## What to work on:
Write out the full listing again, exactly as it stands.

## Record extracts:
= = =
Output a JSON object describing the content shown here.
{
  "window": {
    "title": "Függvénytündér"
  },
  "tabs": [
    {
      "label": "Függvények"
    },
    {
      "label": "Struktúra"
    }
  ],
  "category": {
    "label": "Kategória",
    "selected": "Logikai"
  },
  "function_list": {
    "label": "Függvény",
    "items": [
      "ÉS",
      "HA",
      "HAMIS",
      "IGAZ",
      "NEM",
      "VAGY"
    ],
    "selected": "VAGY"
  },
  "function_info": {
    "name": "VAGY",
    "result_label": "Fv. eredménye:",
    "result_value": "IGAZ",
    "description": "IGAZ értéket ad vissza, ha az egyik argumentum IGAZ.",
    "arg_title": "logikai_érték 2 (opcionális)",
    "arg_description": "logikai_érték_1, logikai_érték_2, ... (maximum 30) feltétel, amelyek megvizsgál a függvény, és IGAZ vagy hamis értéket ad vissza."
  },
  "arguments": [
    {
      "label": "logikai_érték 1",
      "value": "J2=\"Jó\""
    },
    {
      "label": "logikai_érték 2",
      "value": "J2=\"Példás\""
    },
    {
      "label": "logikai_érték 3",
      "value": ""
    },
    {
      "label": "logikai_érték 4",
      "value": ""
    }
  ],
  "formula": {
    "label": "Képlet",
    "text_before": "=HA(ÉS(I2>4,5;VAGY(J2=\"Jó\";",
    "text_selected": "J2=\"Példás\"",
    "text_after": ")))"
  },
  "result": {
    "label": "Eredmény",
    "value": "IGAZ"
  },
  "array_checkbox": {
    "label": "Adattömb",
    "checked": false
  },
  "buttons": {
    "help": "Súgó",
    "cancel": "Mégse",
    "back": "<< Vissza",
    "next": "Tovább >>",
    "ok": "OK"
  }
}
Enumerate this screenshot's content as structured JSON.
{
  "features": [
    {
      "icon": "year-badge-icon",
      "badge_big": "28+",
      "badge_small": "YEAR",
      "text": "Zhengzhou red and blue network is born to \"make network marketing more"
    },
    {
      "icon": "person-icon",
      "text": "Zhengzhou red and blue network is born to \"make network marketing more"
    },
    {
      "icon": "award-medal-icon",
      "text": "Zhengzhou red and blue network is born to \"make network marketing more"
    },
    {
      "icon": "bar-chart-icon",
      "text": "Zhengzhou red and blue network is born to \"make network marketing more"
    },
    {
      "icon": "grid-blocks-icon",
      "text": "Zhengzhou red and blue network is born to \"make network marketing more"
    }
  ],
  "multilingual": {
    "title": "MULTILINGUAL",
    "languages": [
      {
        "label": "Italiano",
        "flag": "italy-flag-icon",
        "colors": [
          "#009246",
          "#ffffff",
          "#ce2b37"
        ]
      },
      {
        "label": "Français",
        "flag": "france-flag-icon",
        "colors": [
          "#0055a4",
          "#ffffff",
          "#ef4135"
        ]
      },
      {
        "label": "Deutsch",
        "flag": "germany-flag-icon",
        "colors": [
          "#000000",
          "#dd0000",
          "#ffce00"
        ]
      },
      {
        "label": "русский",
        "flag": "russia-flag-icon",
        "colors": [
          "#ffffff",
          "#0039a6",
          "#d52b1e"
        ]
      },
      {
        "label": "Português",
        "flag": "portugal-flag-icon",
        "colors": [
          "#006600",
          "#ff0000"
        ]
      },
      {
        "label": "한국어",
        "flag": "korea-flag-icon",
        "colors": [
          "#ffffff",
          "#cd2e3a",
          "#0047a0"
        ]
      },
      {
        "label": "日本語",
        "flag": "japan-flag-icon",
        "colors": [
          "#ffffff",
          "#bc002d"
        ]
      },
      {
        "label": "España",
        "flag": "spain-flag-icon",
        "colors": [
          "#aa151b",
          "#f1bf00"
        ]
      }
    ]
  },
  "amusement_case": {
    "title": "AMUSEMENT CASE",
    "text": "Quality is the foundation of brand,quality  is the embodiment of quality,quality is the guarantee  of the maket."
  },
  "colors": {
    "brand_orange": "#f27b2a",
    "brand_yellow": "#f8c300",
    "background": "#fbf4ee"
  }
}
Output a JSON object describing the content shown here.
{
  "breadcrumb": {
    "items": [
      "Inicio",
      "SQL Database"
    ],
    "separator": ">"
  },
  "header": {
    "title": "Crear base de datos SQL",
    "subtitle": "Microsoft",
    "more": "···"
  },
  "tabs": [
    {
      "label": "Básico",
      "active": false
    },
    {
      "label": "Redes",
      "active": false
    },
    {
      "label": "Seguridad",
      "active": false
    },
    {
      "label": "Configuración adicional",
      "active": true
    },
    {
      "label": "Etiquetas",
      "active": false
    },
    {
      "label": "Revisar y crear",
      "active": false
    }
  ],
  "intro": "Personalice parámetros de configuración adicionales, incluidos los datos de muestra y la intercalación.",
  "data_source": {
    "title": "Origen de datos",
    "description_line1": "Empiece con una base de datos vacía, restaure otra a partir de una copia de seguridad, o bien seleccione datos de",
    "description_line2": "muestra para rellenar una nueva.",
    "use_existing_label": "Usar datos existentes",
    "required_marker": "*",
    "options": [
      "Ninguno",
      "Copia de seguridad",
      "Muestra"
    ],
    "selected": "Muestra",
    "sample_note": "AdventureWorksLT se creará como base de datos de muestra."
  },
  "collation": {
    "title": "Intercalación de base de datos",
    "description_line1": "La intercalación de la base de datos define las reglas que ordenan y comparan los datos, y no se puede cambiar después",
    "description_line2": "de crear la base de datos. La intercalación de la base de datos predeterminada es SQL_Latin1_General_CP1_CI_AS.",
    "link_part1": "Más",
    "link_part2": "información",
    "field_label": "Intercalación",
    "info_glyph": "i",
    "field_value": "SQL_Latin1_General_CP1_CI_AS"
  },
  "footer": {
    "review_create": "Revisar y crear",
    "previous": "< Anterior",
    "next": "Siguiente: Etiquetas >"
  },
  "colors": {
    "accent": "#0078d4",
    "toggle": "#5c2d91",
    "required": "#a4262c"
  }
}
= = =
## Written response:
Output a JSON object describing the content shown here.
{
  "window": {
    "title": "Függvénytündér"
  },
  "tabs": [
    {
      "label": "Függvények"
    },
    {
      "label": "Struktúra"
    }
  ],
  "category": {
    "label": "Kategória",
    "selected": "Logikai"
  },
  "function_list": {
    "label": "Függvény",
    "items": [
      "ÉS",
      "HA",
      "HAMIS",
      "IGAZ",
      "NEM",
      "VAGY"
    ],
    "selected": "VAGY"
  },
  "function_info": {
    "name": "VAGY",
    "result_label": "Fv. eredménye:",
    "result_value": "IGAZ",
    "description": "IGAZ értéket ad vissza, ha az egyik argumentum IGAZ.",
    "arg_title": "logikai_érték 2 (opcionális)",
    "arg_description": "logikai_érték_1, logikai_érték_2, ... (maximum 30) feltétel, amelyek megvizsgál a függvény, és IGAZ vagy hamis értéket ad vissza."
  },
  "arguments": [
    {
      "label": "logikai_érték 1",
      "value": "J2=\"Jó\""
    },
    {
      "label": "logikai_érték 2",
      "value": "J2=\"Példás\""
    },
    {
      "label": "logikai_érték 3",
      "value": ""
    },
    {
      "label": "logikai_érték 4",
      "value": ""
    }
  ],
  "formula": {
    "label": "Képlet",
    "text_before": "=HA(ÉS(I2>4,5;VAGY(J2=\"Jó\";",
    "text_selected": "J2=\"Példás\"",
    "text_after": ")))"
  },
  "result": {
    "label": "Eredmény",
    "value": "IGAZ"
  },
  "array_checkbox": {
    "label": "Adattömb",
    "checked": false
  },
  "buttons": {
    "help": "Súgó",
    "cancel": "Mégse",
    "back": "<< Vissza",
    "next": "Tovább >>",
    "ok": "OK"
  }
}
Enumerate this screenshot's content as structured JSON.
{
  "features": [
    {
      "icon": "year-badge-icon",
      "badge_big": "28+",
      "badge_small": "YEAR",
      "text": "Zhengzhou red and blue network is born to \"make network marketing more"
    },
    {
      "icon": "person-icon",
      "text": "Zhengzhou red and blue network is born to \"make network marketing more"
    },
    {
      "icon": "award-medal-icon",
      "text": "Zhengzhou red and blue network is born to \"make network marketing more"
    },
    {
      "icon": "bar-chart-icon",
      "text": "Zhengzhou red and blue network is born to \"make network marketing more"
    },
    {
      "icon": "grid-blocks-icon",
      "text": "Zhengzhou red and blue network is born to \"make network marketing more"
    }
  ],
  "multilingual": {
    "title": "MULTILINGUAL",
    "languages": [
      {
        "label": "Italiano",
        "flag": "italy-flag-icon",
        "colors": [
          "#009246",
          "#ffffff",
          "#ce2b37"
        ]
      },
      {
        "label": "Français",
        "flag": "france-flag-icon",
        "colors": [
          "#0055a4",
          "#ffffff",
          "#ef4135"
        ]
      },
      {
        "label": "Deutsch",
        "flag": "germany-flag-icon",
        "colors": [
          "#000000",
          "#dd0000",
          "#ffce00"
        ]
      },
      {
        "label": "русский",
        "flag": "russia-flag-icon",
        "colors": [
          "#ffffff",
          "#0039a6",
          "#d52b1e"
        ]
      },
      {
        "label": "Português",
        "flag": "portugal-flag-icon",
        "colors": [
          "#006600",
          "#ff0000"
        ]
      },
      {
        "label": "한국어",
        "flag": "korea-flag-icon",
        "colors": [
          "#ffffff",
          "#cd2e3a",
          "#0047a0"
        ]
      },
      {
        "label": "日本語",
        "flag": "japan-flag-icon",
        "colors": [
          "#ffffff",
          "#bc002d"
        ]
      },
      {
        "label": "España",
        "flag": "spain-flag-icon",
        "colors": [
          "#aa151b",
          "#f1bf00"
        ]
      }
    ]
  },
  "amusement_case": {
    "title": "AMUSEMENT CASE",
    "text": "Quality is the foundation of brand,quality  is the embodiment of quality,quality is the guarantee  of the maket."
  },
  "colors": {
    "brand_orange": "#f27b2a",
    "brand_yellow": "#f8c300",
    "background": "#fbf4ee"
  }
}
Output a JSON object describing the content shown here.
{
  "breadcrumb": {
    "items": [
      "Inicio",
      "SQL Database"
    ],
    "separator": ">"
  },
  "header": {
    "title": "Crear base de datos SQL",
    "subtitle": "Microsoft",
    "more": "···"
  },
  "tabs": [
    {
      "label": "Básico",
      "active": false
    },
    {
      "label": "Redes",
      "active": false
    },
    {
      "label": "Seguridad",
      "active": false
    },
    {
      "label": "Configuración adicional",
      "active": true
    },
    {
      "label": "Etiquetas",
      "active": false
    },
    {
      "label": "Revisar y crear",
      "active": false
    }
  ],
  "intro": "Personalice parámetros de configuración adicionales, incluidos los datos de muestra y la intercalación.",
  "data_source": {
    "title": "Origen de datos",
    "description_line1": "Empiece con una base de datos vacía, restaure otra a partir de una copia de seguridad, o bien seleccione datos de",
    "description_line2": "muestra para rellenar una nueva.",
    "use_existing_label": "Usar datos existentes",
    "required_marker": "*",
    "options": [
      "Ninguno",
      "Copia de seguridad",
      "Muestra"
    ],
    "selected": "Muestra",
    "sample_note": "AdventureWorksLT se creará como base de datos de muestra."
  },
  "collation": {
    "title": "Intercalación de base de datos",
    "description_line1": "La intercalación de la base de datos define las reglas que ordenan y comparan los datos, y no se puede cambiar después",
    "description_line2": "de crear la base de datos. La intercalación de la base de datos predeterminada es SQL_Latin1_General_CP1_CI_AS.",
    "link_part1": "Más",
    "link_part2": "información",
    "field_label": "Intercalación",
    "info_glyph": "i",
    "field_value": "SQL_Latin1_General_CP1_CI_AS"
  },
  "footer": {
    "review_create": "Revisar y crear",
    "previous": "< Anterior",
    "next": "Siguiente: Etiquetas >"
  },
  "colors": {
    "accent": "#0078d4",
    "toggle": "#5c2d91",
    "required": "#a4262c"
  }
}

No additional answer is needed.